● THE INPUT:
-- begin --
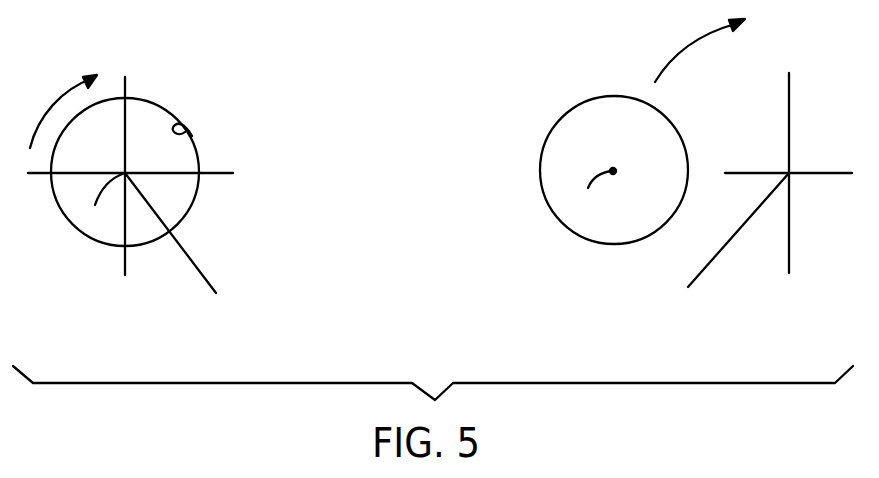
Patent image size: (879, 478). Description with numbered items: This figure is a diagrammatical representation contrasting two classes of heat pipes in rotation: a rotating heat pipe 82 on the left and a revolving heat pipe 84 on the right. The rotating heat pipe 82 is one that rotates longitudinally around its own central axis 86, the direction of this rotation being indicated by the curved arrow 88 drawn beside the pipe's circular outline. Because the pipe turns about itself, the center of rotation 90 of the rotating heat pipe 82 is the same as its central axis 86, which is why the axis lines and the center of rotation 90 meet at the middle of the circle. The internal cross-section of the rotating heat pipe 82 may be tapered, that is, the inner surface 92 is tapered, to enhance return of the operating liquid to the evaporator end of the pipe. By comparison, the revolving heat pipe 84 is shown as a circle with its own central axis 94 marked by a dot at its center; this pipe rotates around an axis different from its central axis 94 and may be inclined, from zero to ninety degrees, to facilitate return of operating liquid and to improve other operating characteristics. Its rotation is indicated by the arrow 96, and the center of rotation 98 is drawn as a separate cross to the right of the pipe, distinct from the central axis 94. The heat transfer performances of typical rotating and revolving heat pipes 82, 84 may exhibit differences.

The rotating heat pipe 82 is at (153, 100).
The revolving heat pipe 84 is at (568, 140).
The central axis 86 is at (95, 205).
The arrow 88 is at (50, 108).
The center of rotation 90 is at (200, 268).
The inner surface 92 is at (185, 132).
The central axis 94 is at (588, 188).
The arrow 96 is at (690, 47).
The center of rotation 98 is at (707, 267).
-- end --
● GIVEN INSTRUCTION: Reproduce every record above word for word, omitting the pictures.

● TASK ANSWER:
Patent image size: (879, 478). Description with numbered items: This figure is a diagrammatical representation contrasting two classes of heat pipes in rotation: a rotating heat pipe 82 on the left and a revolving heat pipe 84 on the right. The rotating heat pipe 82 is one that rotates longitudinally around its own central axis 86, the direction of this rotation being indicated by the curved arrow 88 drawn beside the pipe's circular outline. Because the pipe turns about itself, the center of rotation 90 of the rotating heat pipe 82 is the same as its central axis 86, which is why the axis lines and the center of rotation 90 meet at the middle of the circle. The internal cross-section of the rotating heat pipe 82 may be tapered, that is, the inner surface 92 is tapered, to enhance return of the operating liquid to the evaporator end of the pipe. By comparison, the revolving heat pipe 84 is shown as a circle with its own central axis 94 marked by a dot at its center; this pipe rotates around an axis different from its central axis 94 and may be inclined, from zero to ninety degrees, to facilitate return of operating liquid and to improve other operating characteristics. Its rotation is indicated by the arrow 96, and the center of rotation 98 is drawn as a separate cross to the right of the pipe, distinct from the central axis 94. The heat transfer performances of typical rotating and revolving heat pipes 82, 84 may exhibit differences.

The rotating heat pipe 82 is at (153, 100).
The revolving heat pipe 84 is at (568, 140).
The central axis 86 is at (95, 205).
The arrow 88 is at (50, 108).
The center of rotation 90 is at (200, 268).
The inner surface 92 is at (185, 132).
The central axis 94 is at (588, 188).
The arrow 96 is at (690, 47).
The center of rotation 98 is at (707, 267).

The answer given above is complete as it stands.